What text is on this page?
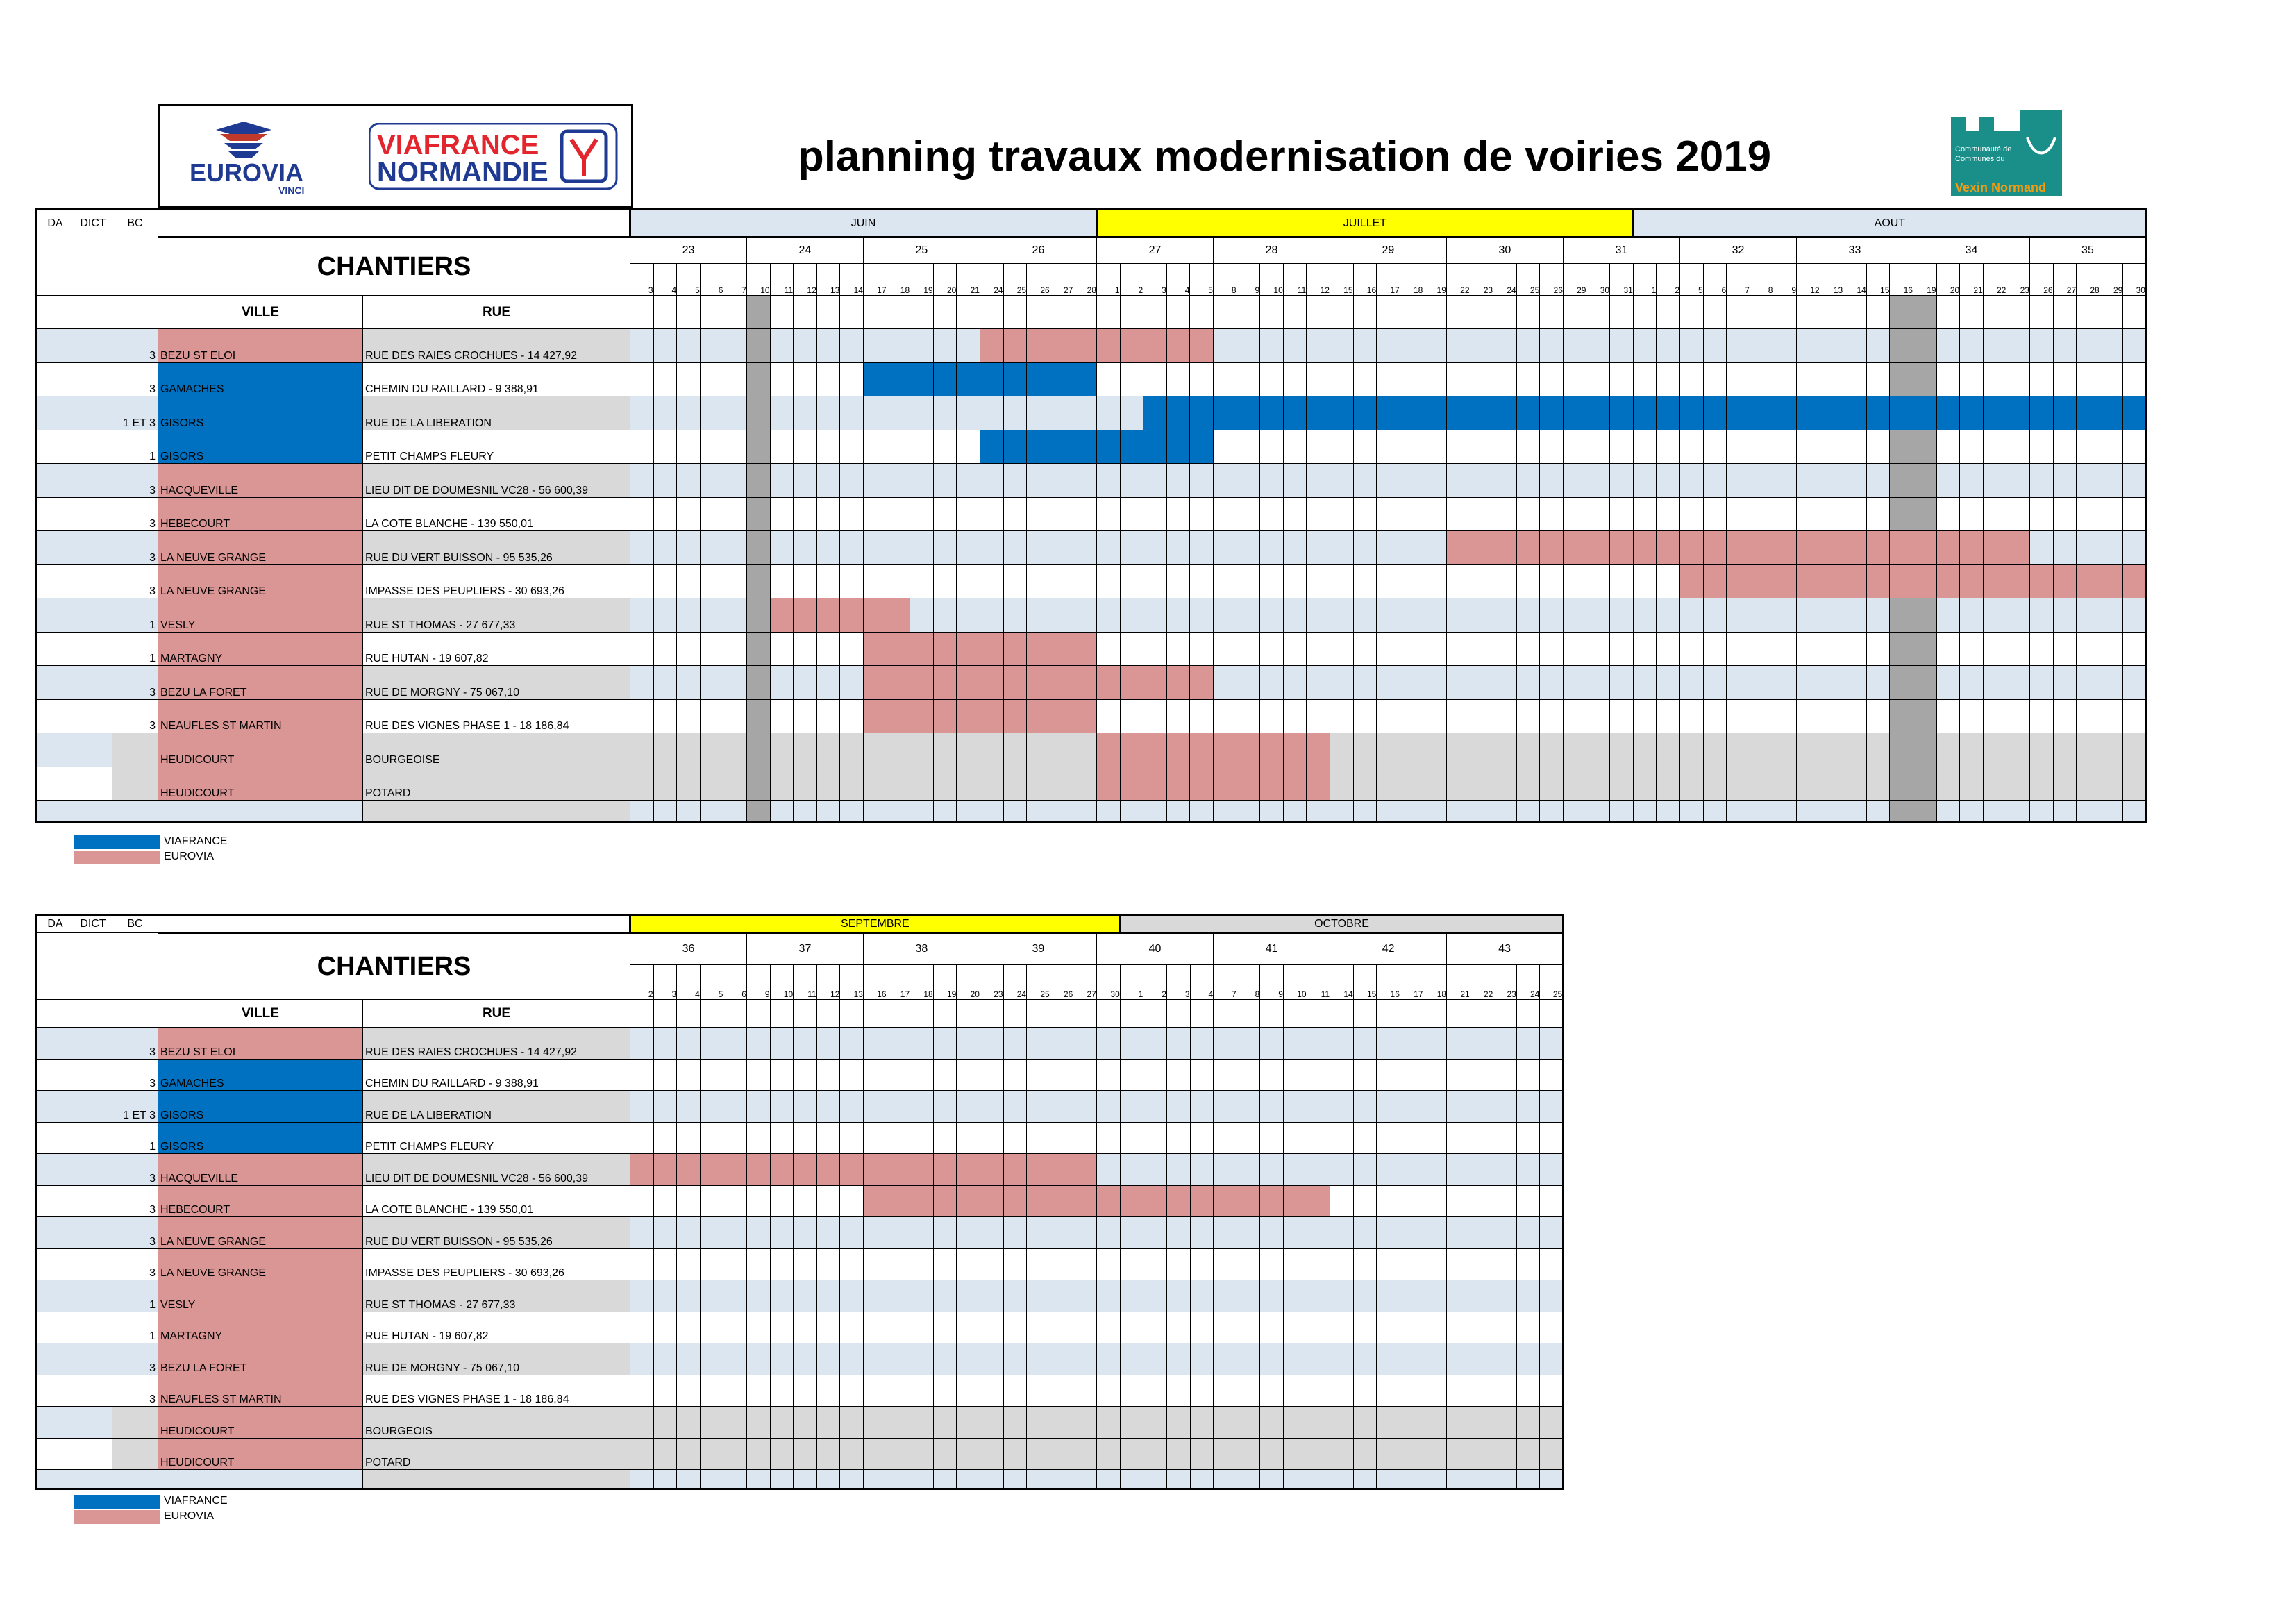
EUROVIA
VINCI
VIAFRANCE
NORMANDIE	planning travaux modernisation de voiries 2019	Communauté de
Communes du
Vexin Normand
DA	DICT	BC		JUIN	JUILLET	AOUT
			CHANTIERS	23	24	25	26	27	28	29	30	31	32	33	34	35
3	4	5	6	7	10	11	12	13	14	17	18	19	20	21	24	25	26	27	28	1	2	3	4	5	8	9	10	11	12	15	16	17	18	19	22	23	24	25	26	29	30	31	1	2	5	6	7	8	9	12	13	14	15	16	19	20	21	22	23	26	27	28	29	30
			VILLE	RUE																																																																	
		3	BEZU ST ELOI	RUE DES RAIES CROCHUES - 14 427,92																																																																	
		3	GAMACHES	CHEMIN DU RAILLARD - 9 388,91																																																																	
		1 ET 3	GISORS	RUE DE LA LIBERATION																																																																	
		1	GISORS	PETIT CHAMPS FLEURY																																																																	
		3	HACQUEVILLE	LIEU DIT DE DOUMESNIL VC28 - 56 600,39																																																																	
		3	HEBECOURT	LA COTE BLANCHE - 139 550,01																																																																	
		3	LA NEUVE GRANGE	RUE DU VERT BUISSON - 95 535,26																																																																	
		3	LA NEUVE GRANGE	IMPASSE DES PEUPLIERS - 30 693,26																																																																	
		1	VESLY	RUE ST THOMAS - 27 677,33																																																																	
		1	MARTAGNY	RUE HUTAN - 19 607,82																																																																	
		3	BEZU LA FORET	RUE DE MORGNY - 75 067,10																																																																	
		3	NEAUFLES ST MARTIN	RUE DES VIGNES PHASE 1 - 18 186,84																																																																	
			HEUDICOURT	BOURGEOISE																																																																	
			HEUDICOURT	POTARD																																																																	

VIAFRANCE
EUROVIA
DA	DICT	BC			SEPTEMBRE																					OCTOBRE																		
			CHANTIERS		36					37					38					39					40					41					42					43				
					2	3	4	5	6	9	10	11	12	13	16	17	18	19	20	23	24	25	26	27	30	1	2	3	4	7	8	9	10	11	14	15	16	17	18	21	22	23	24	25
			VILLE	RUE																																								
		3	BEZU ST ELOI	RUE DES RAIES CROCHUES - 14 427,92																																								
		3	GAMACHES	CHEMIN DU RAILLARD - 9 388,91																																								
		1 ET 3	GISORS	RUE DE LA LIBERATION																																								
		1	GISORS	PETIT CHAMPS FLEURY																																								
		3	HACQUEVILLE	LIEU DIT DE DOUMESNIL VC28 - 56 600,39																																								
		3	HEBECOURT	LA COTE BLANCHE - 139 550,01																																								
		3	LA NEUVE GRANGE	RUE DU VERT BUISSON - 95 535,26																																								
		3	LA NEUVE GRANGE	IMPASSE DES PEUPLIERS - 30 693,26																																								
		1	VESLY	RUE ST THOMAS - 27 677,33																																								
		1	MARTAGNY	RUE HUTAN - 19 607,82																																								
		3	BEZU LA FORET	RUE DE MORGNY - 75 067,10																																								
		3	NEAUFLES ST MARTIN	RUE DES VIGNES PHASE 1 - 18 186,84																																								
			HEUDICOURT	BOURGEOIS																																								
			HEUDICOURT	POTARD																																								

VIAFRANCE
EUROVIA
========
Report how many lines of the listing hold the string "CHANTIERS", giving only the number.

* _Solution_:
2